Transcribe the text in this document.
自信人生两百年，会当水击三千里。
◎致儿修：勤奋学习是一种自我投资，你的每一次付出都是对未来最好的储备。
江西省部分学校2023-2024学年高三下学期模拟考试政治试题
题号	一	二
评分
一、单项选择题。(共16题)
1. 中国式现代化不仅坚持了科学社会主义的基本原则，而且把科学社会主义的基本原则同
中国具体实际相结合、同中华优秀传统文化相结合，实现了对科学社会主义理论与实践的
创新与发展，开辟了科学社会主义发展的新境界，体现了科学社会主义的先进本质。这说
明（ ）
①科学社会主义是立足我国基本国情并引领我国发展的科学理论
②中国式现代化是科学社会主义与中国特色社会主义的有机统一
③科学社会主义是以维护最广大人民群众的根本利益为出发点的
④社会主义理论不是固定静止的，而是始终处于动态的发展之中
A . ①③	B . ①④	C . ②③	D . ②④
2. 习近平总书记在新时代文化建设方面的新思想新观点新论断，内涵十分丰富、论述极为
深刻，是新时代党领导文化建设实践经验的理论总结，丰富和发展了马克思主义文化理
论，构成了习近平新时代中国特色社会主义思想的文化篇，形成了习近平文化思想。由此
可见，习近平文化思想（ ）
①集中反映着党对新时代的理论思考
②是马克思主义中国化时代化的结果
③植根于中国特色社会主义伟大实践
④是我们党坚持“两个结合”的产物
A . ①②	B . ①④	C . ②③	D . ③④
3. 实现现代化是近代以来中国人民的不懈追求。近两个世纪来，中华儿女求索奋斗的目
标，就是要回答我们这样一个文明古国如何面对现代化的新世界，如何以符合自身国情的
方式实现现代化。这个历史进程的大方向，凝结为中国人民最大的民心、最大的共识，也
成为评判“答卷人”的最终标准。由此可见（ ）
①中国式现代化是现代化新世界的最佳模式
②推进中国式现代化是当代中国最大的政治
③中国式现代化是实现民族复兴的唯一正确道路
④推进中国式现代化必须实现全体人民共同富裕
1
• • •
* PROMPT
Copy out the full listing exactly.

* SOLUTION
Transcribe the text in this document.
自信人生两百年，会当水击三千里。
◎致儿修：勤奋学习是一种自我投资，你的每一次付出都是对未来最好的储备。
江西省部分学校2023-2024学年高三下学期模拟考试政治试题
题号	一	二
评分
一、单项选择题。(共16题)
1. 中国式现代化不仅坚持了科学社会主义的基本原则，而且把科学社会主义的基本原则同
中国具体实际相结合、同中华优秀传统文化相结合，实现了对科学社会主义理论与实践的
创新与发展，开辟了科学社会主义发展的新境界，体现了科学社会主义的先进本质。这说
明（ ）
①科学社会主义是立足我国基本国情并引领我国发展的科学理论
②中国式现代化是科学社会主义与中国特色社会主义的有机统一
③科学社会主义是以维护最广大人民群众的根本利益为出发点的
④社会主义理论不是固定静止的，而是始终处于动态的发展之中
A . ①③	B . ①④	C . ②③	D . ②④
2. 习近平总书记在新时代文化建设方面的新思想新观点新论断，内涵十分丰富、论述极为
深刻，是新时代党领导文化建设实践经验的理论总结，丰富和发展了马克思主义文化理
论，构成了习近平新时代中国特色社会主义思想的文化篇，形成了习近平文化思想。由此
可见，习近平文化思想（ ）
①集中反映着党对新时代的理论思考
②是马克思主义中国化时代化的结果
③植根于中国特色社会主义伟大实践
④是我们党坚持“两个结合”的产物
A . ①②	B . ①④	C . ②③	D . ③④
3. 实现现代化是近代以来中国人民的不懈追求。近两个世纪来，中华儿女求索奋斗的目
标，就是要回答我们这样一个文明古国如何面对现代化的新世界，如何以符合自身国情的
方式实现现代化。这个历史进程的大方向，凝结为中国人民最大的民心、最大的共识，也
成为评判“答卷人”的最终标准。由此可见（ ）
①中国式现代化是现代化新世界的最佳模式
②推进中国式现代化是当代中国最大的政治
③中国式现代化是实现民族复兴的唯一正确道路
④推进中国式现代化必须实现全体人民共同富裕
1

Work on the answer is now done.